**DATA PROVIDED:**
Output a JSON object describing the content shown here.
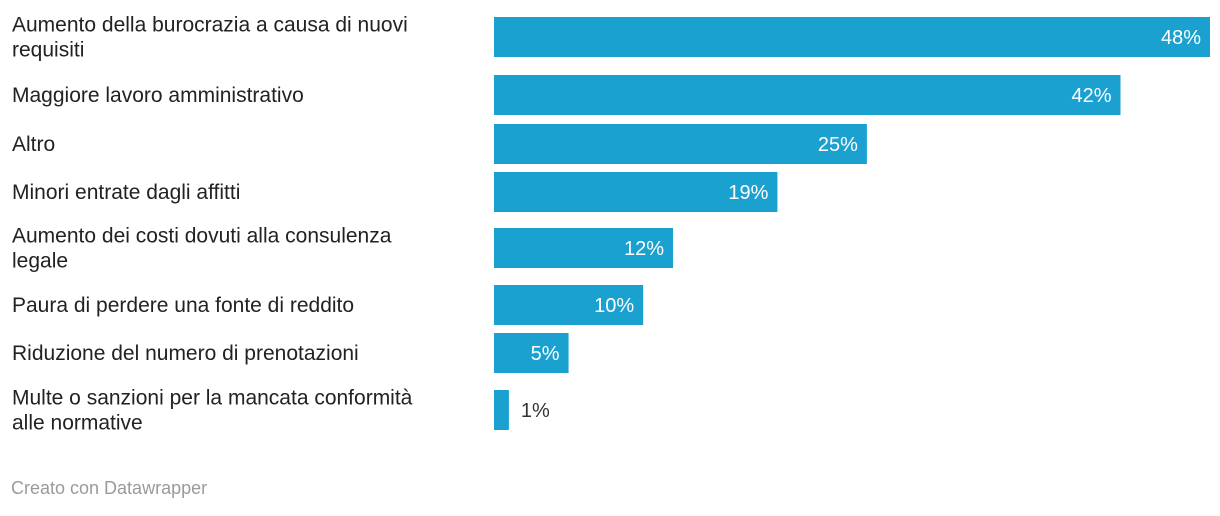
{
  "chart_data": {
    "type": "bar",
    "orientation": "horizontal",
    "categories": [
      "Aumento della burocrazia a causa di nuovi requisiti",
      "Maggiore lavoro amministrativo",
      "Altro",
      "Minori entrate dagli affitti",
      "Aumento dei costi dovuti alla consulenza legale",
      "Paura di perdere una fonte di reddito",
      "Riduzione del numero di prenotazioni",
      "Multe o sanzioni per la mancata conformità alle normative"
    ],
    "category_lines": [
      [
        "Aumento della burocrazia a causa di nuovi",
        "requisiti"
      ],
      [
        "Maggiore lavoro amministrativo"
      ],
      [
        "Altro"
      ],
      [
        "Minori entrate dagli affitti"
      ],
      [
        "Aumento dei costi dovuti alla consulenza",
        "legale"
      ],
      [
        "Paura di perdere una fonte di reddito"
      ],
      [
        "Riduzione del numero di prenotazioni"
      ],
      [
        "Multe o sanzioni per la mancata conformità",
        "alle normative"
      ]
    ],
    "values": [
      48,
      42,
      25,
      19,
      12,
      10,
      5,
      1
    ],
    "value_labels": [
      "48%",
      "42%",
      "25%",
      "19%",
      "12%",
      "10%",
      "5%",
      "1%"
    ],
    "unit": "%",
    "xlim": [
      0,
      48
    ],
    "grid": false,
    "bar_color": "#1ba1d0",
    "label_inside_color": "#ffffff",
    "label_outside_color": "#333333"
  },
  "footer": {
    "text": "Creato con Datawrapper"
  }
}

...

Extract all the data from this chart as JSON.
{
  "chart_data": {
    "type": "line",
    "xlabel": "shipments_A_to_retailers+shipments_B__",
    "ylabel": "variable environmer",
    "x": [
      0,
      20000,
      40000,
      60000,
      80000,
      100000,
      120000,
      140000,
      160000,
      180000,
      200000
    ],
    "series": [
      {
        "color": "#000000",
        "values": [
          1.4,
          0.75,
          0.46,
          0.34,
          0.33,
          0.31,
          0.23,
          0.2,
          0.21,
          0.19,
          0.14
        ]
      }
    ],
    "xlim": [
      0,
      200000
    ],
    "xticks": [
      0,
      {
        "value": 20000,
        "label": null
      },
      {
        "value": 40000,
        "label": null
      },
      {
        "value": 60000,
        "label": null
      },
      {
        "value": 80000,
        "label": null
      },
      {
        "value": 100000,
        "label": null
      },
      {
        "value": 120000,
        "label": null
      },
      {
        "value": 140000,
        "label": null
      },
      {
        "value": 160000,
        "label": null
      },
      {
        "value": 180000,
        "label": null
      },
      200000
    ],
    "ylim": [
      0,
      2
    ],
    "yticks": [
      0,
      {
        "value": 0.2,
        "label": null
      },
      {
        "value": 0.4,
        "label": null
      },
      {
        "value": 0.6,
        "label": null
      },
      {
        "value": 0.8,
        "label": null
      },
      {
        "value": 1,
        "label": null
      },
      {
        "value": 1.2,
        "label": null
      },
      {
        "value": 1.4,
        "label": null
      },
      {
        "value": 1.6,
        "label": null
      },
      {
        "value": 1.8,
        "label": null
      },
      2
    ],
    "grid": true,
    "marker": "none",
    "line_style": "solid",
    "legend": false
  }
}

**WRITTEN PROBLEM:** Each line above that holds the string "JSON" should be copied and shown.

**EXERCISE OUTPUT:**
Output a JSON object describing the content shown here.
Extract all the data from this chart as JSON.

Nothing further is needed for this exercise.